Record extracts:
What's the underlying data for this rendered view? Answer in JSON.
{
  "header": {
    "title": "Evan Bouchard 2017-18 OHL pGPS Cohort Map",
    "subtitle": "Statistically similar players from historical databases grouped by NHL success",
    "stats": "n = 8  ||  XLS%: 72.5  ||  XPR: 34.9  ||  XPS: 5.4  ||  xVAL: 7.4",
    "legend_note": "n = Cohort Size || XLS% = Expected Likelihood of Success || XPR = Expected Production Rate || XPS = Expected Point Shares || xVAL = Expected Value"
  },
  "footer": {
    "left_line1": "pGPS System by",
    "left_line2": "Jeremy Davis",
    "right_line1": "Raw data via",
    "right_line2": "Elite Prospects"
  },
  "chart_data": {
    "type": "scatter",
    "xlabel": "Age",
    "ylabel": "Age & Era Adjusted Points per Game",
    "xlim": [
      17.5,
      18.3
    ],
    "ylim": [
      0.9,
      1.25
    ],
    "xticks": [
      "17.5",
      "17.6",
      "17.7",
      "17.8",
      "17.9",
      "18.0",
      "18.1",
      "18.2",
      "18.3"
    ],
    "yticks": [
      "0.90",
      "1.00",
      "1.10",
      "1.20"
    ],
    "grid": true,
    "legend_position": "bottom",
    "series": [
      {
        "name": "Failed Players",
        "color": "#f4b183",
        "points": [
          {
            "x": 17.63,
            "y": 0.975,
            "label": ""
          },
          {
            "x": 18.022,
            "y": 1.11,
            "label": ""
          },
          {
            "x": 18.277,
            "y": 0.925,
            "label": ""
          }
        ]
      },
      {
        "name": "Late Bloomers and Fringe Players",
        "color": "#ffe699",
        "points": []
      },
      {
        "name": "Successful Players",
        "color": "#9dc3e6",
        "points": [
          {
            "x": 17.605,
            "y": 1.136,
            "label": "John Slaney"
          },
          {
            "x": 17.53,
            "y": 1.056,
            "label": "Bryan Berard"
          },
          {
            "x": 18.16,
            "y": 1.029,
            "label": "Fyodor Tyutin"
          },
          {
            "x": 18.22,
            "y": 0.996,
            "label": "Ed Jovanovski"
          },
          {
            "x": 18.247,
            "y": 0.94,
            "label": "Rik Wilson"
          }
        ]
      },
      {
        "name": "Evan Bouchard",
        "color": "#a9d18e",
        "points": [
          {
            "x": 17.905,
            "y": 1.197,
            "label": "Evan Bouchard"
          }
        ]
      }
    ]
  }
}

Instructions for the task:
Track down every line of the material containing the string "Evan", and copy it.

Solution:
    "title": "Evan Bouchard 2017-18 OHL pGPS Cohort Map",
        "name": "Evan Bouchard",
            "label": "Evan Bouchard"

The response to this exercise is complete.